>>>>
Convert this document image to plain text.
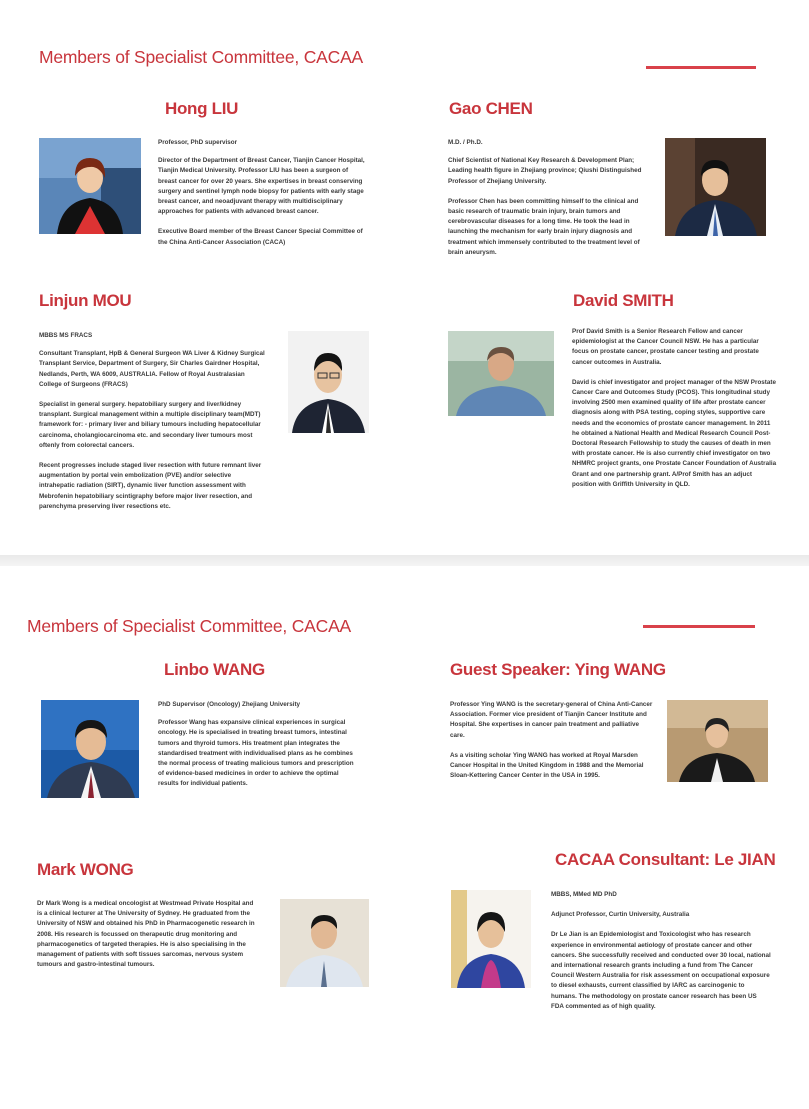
Members of Specialist Committee, CACAA
Hong LIU

Professor, PhD supervisor

Director of the Department of Breast Cancer, Tianjin Cancer Hospital, Tianjin Medical University. Professor LIU has been a surgeon of breast cancer for over 20 years. She expertises in breast conserving surgery and sentinel lymph node biopsy for patients with early stage breast cancer, and neoadjuvant therapy with multidisciplinary approaches for patients with advanced breast cancer.

Executive Board member of the Breast Cancer Special Committee of the China Anti-Cancer Association (CACA)

Gao CHEN

M.D. / Ph.D.

Chief Scientist of National Key Research & Development Plan; Leading health figure in Zhejiang province; Qiushi Distinguished Professor of Zhejiang University.

Professor Chen has been committing himself to the clinical and basic research of traumatic brain injury, brain tumors and cerebrovascular diseases for a long time. He took the lead in launching the mechanism for early brain injury diagnosis and treatment which immensely contributed to the treatment level of brain aneurysm.

Linjun MOU

MBBS MS FRACS

Consultant Transplant, HpB & General Surgeon WA Liver & Kidney Surgical Transplant Service, Department of Surgery, Sir Charles Gairdner Hospital, Nedlands, Perth, WA 6009, AUSTRALIA. Fellow of Royal Australasian College of Surgeons (FRACS)

Specialist in general surgery. hepatobiliary surgery and liver/kidney transplant. Surgical management within a multiple disciplinary team(MDT) framework for: - primary liver and biliary tumours including hepatocellular carcinoma, cholangiocarcinoma etc. and secondary liver tumours most oftenly from colorectal cancers.

Recent progresses include staged liver resection with future remnant liver augmentation by portal vein embolization (PVE) and/or selective intrahepatic radiation (SIRT), dynamic liver function assessment with Mebrofenin hepatobiliary scintigraphy before major liver resection, and parenchyma preserving liver resections etc.

David SMITH

Prof David Smith is a Senior Research Fellow and cancer epidemiologist at the Cancer Council NSW. He has a particular focus on prostate cancer, prostate cancer testing and prostate cancer outcomes in Australia.

David is chief investigator and project manager of the NSW Prostate Cancer Care and Outcomes Study (PCOS). This longitudinal study involving 2500 men examined quality of life after prostate cancer diagnosis along with PSA testing, coping styles, supportive care needs and the economics of prostate cancer management. In 2011 he obtained a National Health and Medical Research Council Post-Doctoral Research Fellowship to study the causes of death in men with prostate cancer. He is also currently chief investigator on two NHMRC project grants, one Prostate Cancer Foundation of Australia Grant and one partnership grant. A/Prof Smith has an adjuct position with Griffith University in QLD.

Members of Specialist Committee, CACAA
Linbo WANG

PhD Supervisor (Oncology) Zhejiang University

Professor Wang has expansive clinical experiences in surgical oncology. He is specialised in treating breast tumors, intestinal tumors and thyroid tumors. His treatment plan integrates the standardised treatment with individualised plans as he combines the normal process of treating malicious tumors and prescription of evidence-based medicines in order to achieve the optimal results for individual patients.

Guest Speaker: Ying WANG

Professor Ying WANG is the secretary-general of China Anti-Cancer Association. Former vice president of Tianjin Cancer Institute and Hospital. She expertises in cancer pain treatment and palliative care.

As a visiting scholar Ying WANG has worked at Royal Marsden Cancer Hospital in the United Kingdom in 1988 and the Memorial Sloan-Kettering Cancer Center in the USA in 1995.

Mark WONG

Dr Mark Wong is a medical oncologist at Westmead Private Hospital and is a clinical lecturer at The University of Sydney. He graduated from the University of NSW and obtained his PhD in Pharmacogenetic research in 2008. His research is focussed on therapeutic drug monitoring and pharmacogenetics of targeted therapies. He is also specialising in the management of patients with soft tissues sarcomas, nervous system tumours and gastro-intestinal tumours.

CACAA Consultant: Le JIAN

MBBS, MMed MD PhD

Adjunct Professor, Curtin University, Australia

Dr Le Jian is an Epidemiologist and Toxicologist who has research experience in environmental aetiology of prostate cancer and other cancers. She successfully received and conducted over 30 local, national and international research grants including a fund from The Cancer Council Western Australia for risk assessment on occupational exposure to diesel exhausts, current classified by IARC as carcinogenic to humans. The methodology on prostate cancer research has been US FDA commented as of high quality.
<<<<
**WHAT TO DO**
Images stay out; everything else in the records must be given again exactly.

**EXPECTED ANSWER**
Convert this document image to plain text.
Members of Specialist Committee, CACAA
Hong LIU

Professor, PhD supervisor

Director of the Department of Breast Cancer, Tianjin Cancer Hospital, Tianjin Medical University. Professor LIU has been a surgeon of breast cancer for over 20 years. She expertises in breast conserving surgery and sentinel lymph node biopsy for patients with early stage breast cancer, and neoadjuvant therapy with multidisciplinary approaches for patients with advanced breast cancer.

Executive Board member of the Breast Cancer Special Committee of the China Anti-Cancer Association (CACA)

Gao CHEN

M.D. / Ph.D.

Chief Scientist of National Key Research & Development Plan; Leading health figure in Zhejiang province; Qiushi Distinguished Professor of Zhejiang University.

Professor Chen has been committing himself to the clinical and basic research of traumatic brain injury, brain tumors and cerebrovascular diseases for a long time. He took the lead in launching the mechanism for early brain injury diagnosis and treatment which immensely contributed to the treatment level of brain aneurysm.

Linjun MOU

MBBS MS FRACS

Consultant Transplant, HpB & General Surgeon WA Liver & Kidney Surgical Transplant Service, Department of Surgery, Sir Charles Gairdner Hospital, Nedlands, Perth, WA 6009, AUSTRALIA. Fellow of Royal Australasian College of Surgeons (FRACS)

Specialist in general surgery. hepatobiliary surgery and liver/kidney transplant. Surgical management within a multiple disciplinary team(MDT) framework for: - primary liver and biliary tumours including hepatocellular carcinoma, cholangiocarcinoma etc. and secondary liver tumours most oftenly from colorectal cancers.

Recent progresses include staged liver resection with future remnant liver augmentation by portal vein embolization (PVE) and/or selective intrahepatic radiation (SIRT), dynamic liver function assessment with Mebrofenin hepatobiliary scintigraphy before major liver resection, and parenchyma preserving liver resections etc.

David SMITH

Prof David Smith is a Senior Research Fellow and cancer epidemiologist at the Cancer Council NSW. He has a particular focus on prostate cancer, prostate cancer testing and prostate cancer outcomes in Australia.

David is chief investigator and project manager of the NSW Prostate Cancer Care and Outcomes Study (PCOS). This longitudinal study involving 2500 men examined quality of life after prostate cancer diagnosis along with PSA testing, coping styles, supportive care needs and the economics of prostate cancer management. In 2011 he obtained a National Health and Medical Research Council Post-Doctoral Research Fellowship to study the causes of death in men with prostate cancer. He is also currently chief investigator on two NHMRC project grants, one Prostate Cancer Foundation of Australia Grant and one partnership grant. A/Prof Smith has an adjuct position with Griffith University in QLD.

Members of Specialist Committee, CACAA
Linbo WANG

PhD Supervisor (Oncology) Zhejiang University

Professor Wang has expansive clinical experiences in surgical oncology. He is specialised in treating breast tumors, intestinal tumors and thyroid tumors. His treatment plan integrates the standardised treatment with individualised plans as he combines the normal process of treating malicious tumors and prescription of evidence-based medicines in order to achieve the optimal results for individual patients.

Guest Speaker: Ying WANG

Professor Ying WANG is the secretary-general of China Anti-Cancer Association. Former vice president of Tianjin Cancer Institute and Hospital. She expertises in cancer pain treatment and palliative care.

As a visiting scholar Ying WANG has worked at Royal Marsden Cancer Hospital in the United Kingdom in 1988 and the Memorial Sloan-Kettering Cancer Center in the USA in 1995.

Mark WONG

Dr Mark Wong is a medical oncologist at Westmead Private Hospital and is a clinical lecturer at The University of Sydney. He graduated from the University of NSW and obtained his PhD in Pharmacogenetic research in 2008. His research is focussed on therapeutic drug monitoring and pharmacogenetics of targeted therapies. He is also specialising in the management of patients with soft tissues sarcomas, nervous system tumours and gastro-intestinal tumours.

CACAA Consultant: Le JIAN

MBBS, MMed MD PhD

Adjunct Professor, Curtin University, Australia

Dr Le Jian is an Epidemiologist and Toxicologist who has research experience in environmental aetiology of prostate cancer and other cancers. She successfully received and conducted over 30 local, national and international research grants including a fund from The Cancer Council Western Australia for risk assessment on occupational exposure to diesel exhausts, current classified by IARC as carcinogenic to humans. The methodology on prostate cancer research has been US FDA commented as of high quality.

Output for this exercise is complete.